## Instructions to follow
Below is some material; transcribe all of it exactly.
Start of Data section
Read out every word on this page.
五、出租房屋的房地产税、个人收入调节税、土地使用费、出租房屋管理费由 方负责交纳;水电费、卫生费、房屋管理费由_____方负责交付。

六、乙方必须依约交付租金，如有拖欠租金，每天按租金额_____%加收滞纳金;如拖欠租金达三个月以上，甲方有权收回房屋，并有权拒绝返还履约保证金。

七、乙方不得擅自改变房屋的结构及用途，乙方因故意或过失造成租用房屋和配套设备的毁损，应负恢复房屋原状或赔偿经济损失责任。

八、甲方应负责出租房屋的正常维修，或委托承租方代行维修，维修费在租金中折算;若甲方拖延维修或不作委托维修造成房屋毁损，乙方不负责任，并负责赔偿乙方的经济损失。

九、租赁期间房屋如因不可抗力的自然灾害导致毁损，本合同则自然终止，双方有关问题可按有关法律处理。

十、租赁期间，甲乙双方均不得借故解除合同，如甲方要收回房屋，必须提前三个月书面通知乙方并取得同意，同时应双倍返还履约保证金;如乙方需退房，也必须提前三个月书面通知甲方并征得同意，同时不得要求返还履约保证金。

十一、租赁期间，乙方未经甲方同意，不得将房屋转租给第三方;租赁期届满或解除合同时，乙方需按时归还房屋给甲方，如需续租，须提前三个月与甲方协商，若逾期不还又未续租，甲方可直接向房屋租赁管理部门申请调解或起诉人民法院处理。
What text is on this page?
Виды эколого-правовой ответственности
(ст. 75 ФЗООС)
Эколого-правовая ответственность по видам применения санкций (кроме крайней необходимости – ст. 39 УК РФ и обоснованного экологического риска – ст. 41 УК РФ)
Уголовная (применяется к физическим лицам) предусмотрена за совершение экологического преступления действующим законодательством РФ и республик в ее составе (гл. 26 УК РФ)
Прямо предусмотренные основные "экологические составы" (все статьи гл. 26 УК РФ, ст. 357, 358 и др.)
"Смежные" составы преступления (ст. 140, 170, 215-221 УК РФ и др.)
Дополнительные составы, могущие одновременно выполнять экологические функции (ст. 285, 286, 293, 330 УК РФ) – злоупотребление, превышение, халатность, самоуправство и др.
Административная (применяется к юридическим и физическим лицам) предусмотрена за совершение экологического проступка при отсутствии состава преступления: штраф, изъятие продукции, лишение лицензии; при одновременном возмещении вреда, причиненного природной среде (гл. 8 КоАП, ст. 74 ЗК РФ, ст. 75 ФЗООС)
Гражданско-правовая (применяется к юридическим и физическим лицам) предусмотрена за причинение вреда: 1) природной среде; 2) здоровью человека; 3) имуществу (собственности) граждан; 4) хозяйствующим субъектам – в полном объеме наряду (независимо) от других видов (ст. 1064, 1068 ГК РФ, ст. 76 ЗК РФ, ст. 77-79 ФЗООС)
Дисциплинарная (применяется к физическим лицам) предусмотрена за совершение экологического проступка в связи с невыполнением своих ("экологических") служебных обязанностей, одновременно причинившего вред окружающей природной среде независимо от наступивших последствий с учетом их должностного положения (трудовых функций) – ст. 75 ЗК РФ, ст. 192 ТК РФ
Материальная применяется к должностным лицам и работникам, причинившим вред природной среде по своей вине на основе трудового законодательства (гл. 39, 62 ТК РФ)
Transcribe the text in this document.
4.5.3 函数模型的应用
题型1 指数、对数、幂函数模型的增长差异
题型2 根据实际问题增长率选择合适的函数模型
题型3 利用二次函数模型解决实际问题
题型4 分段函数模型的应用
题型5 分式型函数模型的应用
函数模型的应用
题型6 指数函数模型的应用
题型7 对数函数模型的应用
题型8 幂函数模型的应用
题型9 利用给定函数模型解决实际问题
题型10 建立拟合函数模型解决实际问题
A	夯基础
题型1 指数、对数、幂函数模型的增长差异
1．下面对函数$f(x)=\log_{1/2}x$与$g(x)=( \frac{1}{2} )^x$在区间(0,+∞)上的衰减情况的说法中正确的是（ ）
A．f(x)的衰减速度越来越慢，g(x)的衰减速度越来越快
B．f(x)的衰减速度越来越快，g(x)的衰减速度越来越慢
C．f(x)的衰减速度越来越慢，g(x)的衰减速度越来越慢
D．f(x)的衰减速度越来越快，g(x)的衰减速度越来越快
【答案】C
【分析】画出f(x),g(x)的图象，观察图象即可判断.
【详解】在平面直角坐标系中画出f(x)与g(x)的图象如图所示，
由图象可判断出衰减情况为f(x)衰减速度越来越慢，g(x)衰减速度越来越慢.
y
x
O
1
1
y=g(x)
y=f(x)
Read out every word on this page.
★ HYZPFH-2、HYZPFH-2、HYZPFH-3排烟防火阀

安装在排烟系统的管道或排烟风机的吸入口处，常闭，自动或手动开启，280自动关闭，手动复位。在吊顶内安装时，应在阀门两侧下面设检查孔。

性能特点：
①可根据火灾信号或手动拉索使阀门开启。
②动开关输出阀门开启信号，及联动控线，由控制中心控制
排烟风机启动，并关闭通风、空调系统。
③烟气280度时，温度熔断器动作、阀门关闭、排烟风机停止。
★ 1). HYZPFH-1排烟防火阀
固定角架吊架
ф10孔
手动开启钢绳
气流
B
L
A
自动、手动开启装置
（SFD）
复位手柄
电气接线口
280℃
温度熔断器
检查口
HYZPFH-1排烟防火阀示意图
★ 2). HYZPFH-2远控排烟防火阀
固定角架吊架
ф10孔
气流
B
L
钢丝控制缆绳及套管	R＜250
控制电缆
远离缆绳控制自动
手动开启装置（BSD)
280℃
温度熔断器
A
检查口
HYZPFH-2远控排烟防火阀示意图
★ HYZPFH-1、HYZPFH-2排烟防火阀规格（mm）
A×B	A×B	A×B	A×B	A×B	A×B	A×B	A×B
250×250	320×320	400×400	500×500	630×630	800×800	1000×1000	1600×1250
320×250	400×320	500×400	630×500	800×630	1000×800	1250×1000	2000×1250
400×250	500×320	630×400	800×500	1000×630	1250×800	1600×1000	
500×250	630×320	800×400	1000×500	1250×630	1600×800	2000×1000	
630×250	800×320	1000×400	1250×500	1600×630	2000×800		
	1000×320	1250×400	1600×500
End of Data section
## Answer to this task
Read out every word on this page.
五、出租房屋的房地产税、个人收入调节税、土地使用费、出租房屋管理费由 方负责交纳;水电费、卫生费、房屋管理费由_____方负责交付。

六、乙方必须依约交付租金，如有拖欠租金，每天按租金额_____%加收滞纳金;如拖欠租金达三个月以上，甲方有权收回房屋，并有权拒绝返还履约保证金。

七、乙方不得擅自改变房屋的结构及用途，乙方因故意或过失造成租用房屋和配套设备的毁损，应负恢复房屋原状或赔偿经济损失责任。

八、甲方应负责出租房屋的正常维修，或委托承租方代行维修，维修费在租金中折算;若甲方拖延维修或不作委托维修造成房屋毁损，乙方不负责任，并负责赔偿乙方的经济损失。

九、租赁期间房屋如因不可抗力的自然灾害导致毁损，本合同则自然终止，双方有关问题可按有关法律处理。

十、租赁期间，甲乙双方均不得借故解除合同，如甲方要收回房屋，必须提前三个月书面通知乙方并取得同意，同时应双倍返还履约保证金;如乙方需退房，也必须提前三个月书面通知甲方并征得同意，同时不得要求返还履约保证金。

十一、租赁期间，乙方未经甲方同意，不得将房屋转租给第三方;租赁期届满或解除合同时，乙方需按时归还房屋给甲方，如需续租，须提前三个月与甲方协商，若逾期不还又未续租，甲方可直接向房屋租赁管理部门申请调解或起诉人民法院处理。
What text is on this page?
Виды эколого-правовой ответственности
(ст. 75 ФЗООС)
Эколого-правовая ответственность по видам применения санкций (кроме крайней необходимости – ст. 39 УК РФ и обоснованного экологического риска – ст. 41 УК РФ)
Уголовная (применяется к физическим лицам) предусмотрена за совершение экологического преступления действующим законодательством РФ и республик в ее составе (гл. 26 УК РФ)
Прямо предусмотренные основные "экологические составы" (все статьи гл. 26 УК РФ, ст. 357, 358 и др.)
"Смежные" составы преступления (ст. 140, 170, 215-221 УК РФ и др.)
Дополнительные составы, могущие одновременно выполнять экологические функции (ст. 285, 286, 293, 330 УК РФ) – злоупотребление, превышение, халатность, самоуправство и др.
Административная (применяется к юридическим и физическим лицам) предусмотрена за совершение экологического проступка при отсутствии состава преступления: штраф, изъятие продукции, лишение лицензии; при одновременном возмещении вреда, причиненного природной среде (гл. 8 КоАП, ст. 74 ЗК РФ, ст. 75 ФЗООС)
Гражданско-правовая (применяется к юридическим и физическим лицам) предусмотрена за причинение вреда: 1) природной среде; 2) здоровью человека; 3) имуществу (собственности) граждан; 4) хозяйствующим субъектам – в полном объеме наряду (независимо) от других видов (ст. 1064, 1068 ГК РФ, ст. 76 ЗК РФ, ст. 77-79 ФЗООС)
Дисциплинарная (применяется к физическим лицам) предусмотрена за совершение экологического проступка в связи с невыполнением своих ("экологических") служебных обязанностей, одновременно причинившего вред окружающей природной среде независимо от наступивших последствий с учетом их должностного положения (трудовых функций) – ст. 75 ЗК РФ, ст. 192 ТК РФ
Материальная применяется к должностным лицам и работникам, причинившим вред природной среде по своей вине на основе трудового законодательства (гл. 39, 62 ТК РФ)
Transcribe the text in this document.
4.5.3 函数模型的应用
题型1 指数、对数、幂函数模型的增长差异
题型2 根据实际问题增长率选择合适的函数模型
题型3 利用二次函数模型解决实际问题
题型4 分段函数模型的应用
题型5 分式型函数模型的应用
函数模型的应用
题型6 指数函数模型的应用
题型7 对数函数模型的应用
题型8 幂函数模型的应用
题型9 利用给定函数模型解决实际问题
题型10 建立拟合函数模型解决实际问题
A	夯基础
题型1 指数、对数、幂函数模型的增长差异
1．下面对函数$f(x)=\log_{1/2}x$与$g(x)=( \frac{1}{2} )^x$在区间(0,+∞)上的衰减情况的说法中正确的是（ ）
A．f(x)的衰减速度越来越慢，g(x)的衰减速度越来越快
B．f(x)的衰减速度越来越快，g(x)的衰减速度越来越慢
C．f(x)的衰减速度越来越慢，g(x)的衰减速度越来越慢
D．f(x)的衰减速度越来越快，g(x)的衰减速度越来越快
【答案】C
【分析】画出f(x),g(x)的图象，观察图象即可判断.
【详解】在平面直角坐标系中画出f(x)与g(x)的图象如图所示，
由图象可判断出衰减情况为f(x)衰减速度越来越慢，g(x)衰减速度越来越慢.
y
x
O
1
1
y=g(x)
y=f(x)
Read out every word on this page.
★ HYZPFH-2、HYZPFH-2、HYZPFH-3排烟防火阀

安装在排烟系统的管道或排烟风机的吸入口处，常闭，自动或手动开启，280自动关闭，手动复位。在吊顶内安装时，应在阀门两侧下面设检查孔。

性能特点：
①可根据火灾信号或手动拉索使阀门开启。
②动开关输出阀门开启信号，及联动控线，由控制中心控制
排烟风机启动，并关闭通风、空调系统。
③烟气280度时，温度熔断器动作、阀门关闭、排烟风机停止。
★ 1). HYZPFH-1排烟防火阀
固定角架吊架
ф10孔
手动开启钢绳
气流
B
L
A
自动、手动开启装置
（SFD）
复位手柄
电气接线口
280℃
温度熔断器
检查口
HYZPFH-1排烟防火阀示意图
★ 2). HYZPFH-2远控排烟防火阀
固定角架吊架
ф10孔
气流
B
L
钢丝控制缆绳及套管	R＜250
控制电缆
远离缆绳控制自动
手动开启装置（BSD)
280℃
温度熔断器
A
检查口
HYZPFH-2远控排烟防火阀示意图
★ HYZPFH-1、HYZPFH-2排烟防火阀规格（mm）
A×B	A×B	A×B	A×B	A×B	A×B	A×B	A×B
250×250	320×320	400×400	500×500	630×630	800×800	1000×1000	1600×1250
320×250	400×320	500×400	630×500	800×630	1000×800	1250×1000	2000×1250
400×250	500×320	630×400	800×500	1000×630	1250×800	1600×1000	
500×250	630×320	800×400	1000×500	1250×630	1600×800	2000×1000	
630×250	800×320	1000×400	1250×500	1600×630	2000×800		
	1000×320	1250×400	1600×500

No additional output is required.